Passage provided:
────────────────────

Denmark's first female architect
Agnete Laub Hansen (1886-1970) was the first woman to be educated at the Royal Danish Academy of Architecture in 1915. We are showing drawings from Denmark's first female architect.
In the summer of 2020, the Royal Danish Library – Art Library received a donation consisting of a folder with drawings by Agnete Frederikke Laub Hansen, the first woman to graduate from the Royal Danish Academy of Architecture in Copenhagen in 1915 – the same year that women in Denmark got the right to vote for Parliament.
The folder with drawings is the only known evidence of Laub Hansen's work as an architect. They are therefore of great importance. Often, female architects can be difficult to trace in archives because they did not sign with their own name. It was common practice for drawings to be signed with the design studio manager's name, if they were signed at all.
When Laub Hansen is mentioned in the history of architecture, it is most often as the wife of the architect Henning Hansen (1880-1945), as the mother of the architects Hans Henning Hansen (1916-1985) and Holger Henning-Hansen or as the sister of the architect Thomas Havning (1891-1976).
But Laub Hansen was also an architect in her own right, in fact the first of her kind.
Who was Denmark's first female architect?

────────────────────

Stated exercise A:
Reproduce the text on Denmark's first female architect in full, word for word.
The text and the records were drawn from separate, unrelated sources.

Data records
────────────────────

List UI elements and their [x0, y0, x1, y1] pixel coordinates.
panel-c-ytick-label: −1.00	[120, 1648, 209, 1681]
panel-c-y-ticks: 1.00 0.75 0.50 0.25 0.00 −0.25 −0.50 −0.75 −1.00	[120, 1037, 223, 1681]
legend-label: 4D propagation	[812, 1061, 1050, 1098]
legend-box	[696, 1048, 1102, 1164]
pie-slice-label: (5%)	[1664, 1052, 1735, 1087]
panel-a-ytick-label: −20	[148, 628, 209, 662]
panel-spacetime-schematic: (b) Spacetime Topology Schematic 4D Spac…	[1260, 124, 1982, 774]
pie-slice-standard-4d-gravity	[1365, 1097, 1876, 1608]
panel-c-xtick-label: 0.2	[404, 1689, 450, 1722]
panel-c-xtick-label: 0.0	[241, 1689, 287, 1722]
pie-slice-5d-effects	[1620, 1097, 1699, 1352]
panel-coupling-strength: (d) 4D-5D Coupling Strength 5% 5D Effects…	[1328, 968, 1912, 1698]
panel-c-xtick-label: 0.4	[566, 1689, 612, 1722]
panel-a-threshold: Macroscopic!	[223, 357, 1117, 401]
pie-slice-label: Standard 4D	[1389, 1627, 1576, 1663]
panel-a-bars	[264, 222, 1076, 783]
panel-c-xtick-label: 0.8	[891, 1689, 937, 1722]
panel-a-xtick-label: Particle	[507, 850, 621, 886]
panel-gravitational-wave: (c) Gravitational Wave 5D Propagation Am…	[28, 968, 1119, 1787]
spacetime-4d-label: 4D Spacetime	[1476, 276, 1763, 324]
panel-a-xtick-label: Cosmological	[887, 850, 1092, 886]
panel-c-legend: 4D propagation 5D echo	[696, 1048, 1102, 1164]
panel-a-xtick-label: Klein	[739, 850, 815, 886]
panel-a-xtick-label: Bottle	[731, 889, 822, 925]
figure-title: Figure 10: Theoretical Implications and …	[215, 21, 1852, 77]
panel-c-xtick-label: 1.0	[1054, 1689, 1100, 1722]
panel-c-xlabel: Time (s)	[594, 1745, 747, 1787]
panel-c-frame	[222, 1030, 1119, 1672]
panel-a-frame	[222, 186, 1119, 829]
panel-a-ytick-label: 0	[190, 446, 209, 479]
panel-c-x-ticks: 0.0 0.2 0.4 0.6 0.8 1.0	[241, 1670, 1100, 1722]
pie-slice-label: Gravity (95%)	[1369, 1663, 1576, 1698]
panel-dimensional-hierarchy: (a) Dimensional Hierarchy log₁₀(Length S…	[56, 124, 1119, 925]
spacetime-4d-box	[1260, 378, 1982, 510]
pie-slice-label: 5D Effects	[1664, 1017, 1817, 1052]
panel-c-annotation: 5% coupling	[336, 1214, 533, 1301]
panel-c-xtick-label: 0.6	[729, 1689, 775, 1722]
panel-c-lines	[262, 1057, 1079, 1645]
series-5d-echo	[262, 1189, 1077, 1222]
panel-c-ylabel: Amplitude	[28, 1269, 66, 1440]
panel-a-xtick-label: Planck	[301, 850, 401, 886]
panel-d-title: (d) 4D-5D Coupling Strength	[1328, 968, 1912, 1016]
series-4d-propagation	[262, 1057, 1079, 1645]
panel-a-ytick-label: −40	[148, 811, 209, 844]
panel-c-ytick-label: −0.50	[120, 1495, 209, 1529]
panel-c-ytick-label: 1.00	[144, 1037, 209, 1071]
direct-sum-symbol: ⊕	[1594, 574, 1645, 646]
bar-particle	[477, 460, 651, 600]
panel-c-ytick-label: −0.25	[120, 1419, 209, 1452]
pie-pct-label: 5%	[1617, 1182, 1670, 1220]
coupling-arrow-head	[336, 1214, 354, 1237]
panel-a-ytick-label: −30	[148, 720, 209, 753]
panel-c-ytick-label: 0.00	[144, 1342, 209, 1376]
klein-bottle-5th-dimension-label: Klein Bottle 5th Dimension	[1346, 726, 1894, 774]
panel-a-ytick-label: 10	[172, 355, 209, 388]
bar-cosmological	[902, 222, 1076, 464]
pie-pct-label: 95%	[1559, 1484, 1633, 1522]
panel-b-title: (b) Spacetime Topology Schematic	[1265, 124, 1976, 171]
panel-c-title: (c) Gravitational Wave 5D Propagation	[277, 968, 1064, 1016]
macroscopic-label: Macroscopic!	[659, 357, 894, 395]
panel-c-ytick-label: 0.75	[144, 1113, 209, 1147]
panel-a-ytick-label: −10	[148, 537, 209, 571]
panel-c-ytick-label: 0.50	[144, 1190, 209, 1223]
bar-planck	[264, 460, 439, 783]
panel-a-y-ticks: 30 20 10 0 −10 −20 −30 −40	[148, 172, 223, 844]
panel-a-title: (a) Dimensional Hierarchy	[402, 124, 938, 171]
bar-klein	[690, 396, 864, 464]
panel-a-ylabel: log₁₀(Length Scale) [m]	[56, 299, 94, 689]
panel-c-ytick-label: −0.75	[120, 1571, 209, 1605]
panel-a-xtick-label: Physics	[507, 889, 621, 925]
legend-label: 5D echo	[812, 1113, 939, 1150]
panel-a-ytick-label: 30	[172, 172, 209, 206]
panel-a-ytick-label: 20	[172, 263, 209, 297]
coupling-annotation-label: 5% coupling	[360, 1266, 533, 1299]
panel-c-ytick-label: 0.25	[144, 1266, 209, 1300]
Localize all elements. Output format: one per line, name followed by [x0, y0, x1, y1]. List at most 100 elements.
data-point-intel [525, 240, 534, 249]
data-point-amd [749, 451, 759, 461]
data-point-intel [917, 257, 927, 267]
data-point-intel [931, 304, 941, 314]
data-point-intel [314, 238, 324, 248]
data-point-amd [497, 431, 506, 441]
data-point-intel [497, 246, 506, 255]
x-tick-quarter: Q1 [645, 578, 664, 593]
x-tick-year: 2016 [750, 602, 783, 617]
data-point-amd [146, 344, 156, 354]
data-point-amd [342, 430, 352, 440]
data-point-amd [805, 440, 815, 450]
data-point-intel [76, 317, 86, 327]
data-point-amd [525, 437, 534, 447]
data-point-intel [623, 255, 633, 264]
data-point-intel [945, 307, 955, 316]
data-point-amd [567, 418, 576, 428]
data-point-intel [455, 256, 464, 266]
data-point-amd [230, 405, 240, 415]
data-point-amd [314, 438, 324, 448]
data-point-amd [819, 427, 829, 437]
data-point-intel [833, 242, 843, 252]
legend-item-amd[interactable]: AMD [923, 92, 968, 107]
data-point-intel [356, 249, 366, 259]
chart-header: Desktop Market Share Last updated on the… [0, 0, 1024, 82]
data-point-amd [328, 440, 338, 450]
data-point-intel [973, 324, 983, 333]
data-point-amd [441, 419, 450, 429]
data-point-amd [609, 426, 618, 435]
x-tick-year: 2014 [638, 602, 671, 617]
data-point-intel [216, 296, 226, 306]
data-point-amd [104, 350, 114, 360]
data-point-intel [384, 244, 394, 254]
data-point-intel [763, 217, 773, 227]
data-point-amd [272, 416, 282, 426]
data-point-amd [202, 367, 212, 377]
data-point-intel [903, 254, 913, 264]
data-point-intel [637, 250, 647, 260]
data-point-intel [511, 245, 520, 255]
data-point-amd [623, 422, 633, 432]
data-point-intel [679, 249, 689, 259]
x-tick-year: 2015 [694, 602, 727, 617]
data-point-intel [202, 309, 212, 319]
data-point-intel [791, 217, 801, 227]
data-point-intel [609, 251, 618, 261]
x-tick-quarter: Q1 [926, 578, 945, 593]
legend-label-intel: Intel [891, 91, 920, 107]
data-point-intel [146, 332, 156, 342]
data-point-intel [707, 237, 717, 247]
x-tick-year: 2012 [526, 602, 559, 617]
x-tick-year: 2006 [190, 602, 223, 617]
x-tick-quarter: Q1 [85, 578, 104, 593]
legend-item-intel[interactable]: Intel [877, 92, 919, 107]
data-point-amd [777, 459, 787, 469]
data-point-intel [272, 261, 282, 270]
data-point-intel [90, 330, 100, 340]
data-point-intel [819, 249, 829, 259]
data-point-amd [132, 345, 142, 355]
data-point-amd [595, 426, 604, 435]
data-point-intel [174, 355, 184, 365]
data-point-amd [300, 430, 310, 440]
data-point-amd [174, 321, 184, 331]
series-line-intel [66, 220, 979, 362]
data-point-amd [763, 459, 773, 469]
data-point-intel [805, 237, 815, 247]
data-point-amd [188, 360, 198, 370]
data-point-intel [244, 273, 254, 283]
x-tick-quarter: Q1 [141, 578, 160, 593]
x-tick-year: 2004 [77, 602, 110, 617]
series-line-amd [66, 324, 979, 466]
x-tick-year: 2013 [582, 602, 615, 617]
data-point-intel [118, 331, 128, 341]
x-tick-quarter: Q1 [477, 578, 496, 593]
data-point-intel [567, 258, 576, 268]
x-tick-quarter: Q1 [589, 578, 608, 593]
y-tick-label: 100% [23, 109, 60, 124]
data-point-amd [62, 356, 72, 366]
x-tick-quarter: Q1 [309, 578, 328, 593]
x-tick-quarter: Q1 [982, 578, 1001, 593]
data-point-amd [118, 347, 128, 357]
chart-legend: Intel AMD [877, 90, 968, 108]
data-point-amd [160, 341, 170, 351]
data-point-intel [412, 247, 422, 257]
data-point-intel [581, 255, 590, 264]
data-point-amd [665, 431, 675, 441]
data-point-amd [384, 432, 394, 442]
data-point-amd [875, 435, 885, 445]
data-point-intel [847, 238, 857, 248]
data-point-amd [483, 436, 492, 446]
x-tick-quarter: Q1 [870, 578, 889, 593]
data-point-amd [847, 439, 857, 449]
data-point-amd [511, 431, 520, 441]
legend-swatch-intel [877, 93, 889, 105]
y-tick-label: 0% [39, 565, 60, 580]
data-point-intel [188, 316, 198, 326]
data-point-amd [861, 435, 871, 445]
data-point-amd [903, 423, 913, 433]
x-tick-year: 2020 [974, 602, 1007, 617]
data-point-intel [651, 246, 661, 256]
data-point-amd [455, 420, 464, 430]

────────────────────

Stated exercise B:
Revise the records from the first line through the line containing "1017, 1817, 1052]", replacing "pie-slice-label" with "pie-label" and leaving everything else unchanged. Return only those lines.

Expected output A:
Denmark's first female architect
Agnete Laub Hansen (1886-1970) was the first woman to be educated at the Royal Danish Academy of Architecture in 1915. We are showing drawings from Denmark's first female architect.
In the summer of 2020, the Royal Danish Library – Art Library received a donation consisting of a folder with drawings by Agnete Frederikke Laub Hansen, the first woman to graduate from the Royal Danish Academy of Architecture in Copenhagen in 1915 – the same year that women in Denmark got the right to vote for Parliament.
The folder with drawings is the only known evidence of Laub Hansen's work as an architect. They are therefore of great importance. Often, female architects can be difficult to trace in archives because they did not sign with their own name. It was common practice for drawings to be signed with the design studio manager's name, if they were signed at all.
When Laub Hansen is mentioned in the history of architecture, it is most often as the wife of the architect Henning Hansen (1880-1945), as the mother of the architects Hans Henning Hansen (1916-1985) and Holger Henning-Hansen or as the sister of the architect Thomas Havning (1891-1976).
But Laub Hansen was also an architect in her own right, in fact the first of her kind.
Who was Denmark's first female architect?

Expected output B:
List UI elements and their [x0, y0, x1, y1] pixel coordinates.
panel-c-ytick-label: −1.00	[120, 1648, 209, 1681]
panel-c-y-ticks: 1.00 0.75 0.50 0.25 0.00 −0.25 −0.50 −0.75 −1.00	[120, 1037, 223, 1681]
legend-label: 4D propagation	[812, 1061, 1050, 1098]
legend-box	[696, 1048, 1102, 1164]
pie-label: (5%)	[1664, 1052, 1735, 1087]
panel-a-ytick-label: −20	[148, 628, 209, 662]
panel-spacetime-schematic: (b) Spacetime Topology Schematic 4D Spac…	[1260, 124, 1982, 774]
pie-slice-standard-4d-gravity	[1365, 1097, 1876, 1608]
panel-c-xtick-label: 0.2	[404, 1689, 450, 1722]
panel-c-xtick-label: 0.0	[241, 1689, 287, 1722]
pie-slice-5d-effects	[1620, 1097, 1699, 1352]
panel-coupling-strength: (d) 4D-5D Coupling Strength 5% 5D Effects…	[1328, 968, 1912, 1698]
panel-c-xtick-label: 0.4	[566, 1689, 612, 1722]
panel-a-threshold: Macroscopic!	[223, 357, 1117, 401]
pie-label: Standard 4D	[1389, 1627, 1576, 1663]
panel-a-bars	[264, 222, 1076, 783]
panel-c-xtick-label: 0.8	[891, 1689, 937, 1722]
panel-a-xtick-label: Particle	[507, 850, 621, 886]
panel-gravitational-wave: (c) Gravitational Wave 5D Propagation Am…	[28, 968, 1119, 1787]
spacetime-4d-label: 4D Spacetime	[1476, 276, 1763, 324]
panel-a-xtick-label: Cosmological	[887, 850, 1092, 886]
panel-c-legend: 4D propagation 5D echo	[696, 1048, 1102, 1164]
panel-a-xtick-label: Klein	[739, 850, 815, 886]
panel-a-xtick-label: Bottle	[731, 889, 822, 925]
figure-title: Figure 10: Theoretical Implications and …	[215, 21, 1852, 77]
panel-c-xtick-label: 1.0	[1054, 1689, 1100, 1722]
panel-c-xlabel: Time (s)	[594, 1745, 747, 1787]
panel-c-frame	[222, 1030, 1119, 1672]
panel-a-frame	[222, 186, 1119, 829]
panel-a-ytick-label: 0	[190, 446, 209, 479]
panel-c-x-ticks: 0.0 0.2 0.4 0.6 0.8 1.0	[241, 1670, 1100, 1722]
pie-label: Gravity (95%)	[1369, 1663, 1576, 1698]
panel-dimensional-hierarchy: (a) Dimensional Hierarchy log₁₀(Length S…	[56, 124, 1119, 925]
spacetime-4d-box	[1260, 378, 1982, 510]
pie-label: 5D Effects	[1664, 1017, 1817, 1052]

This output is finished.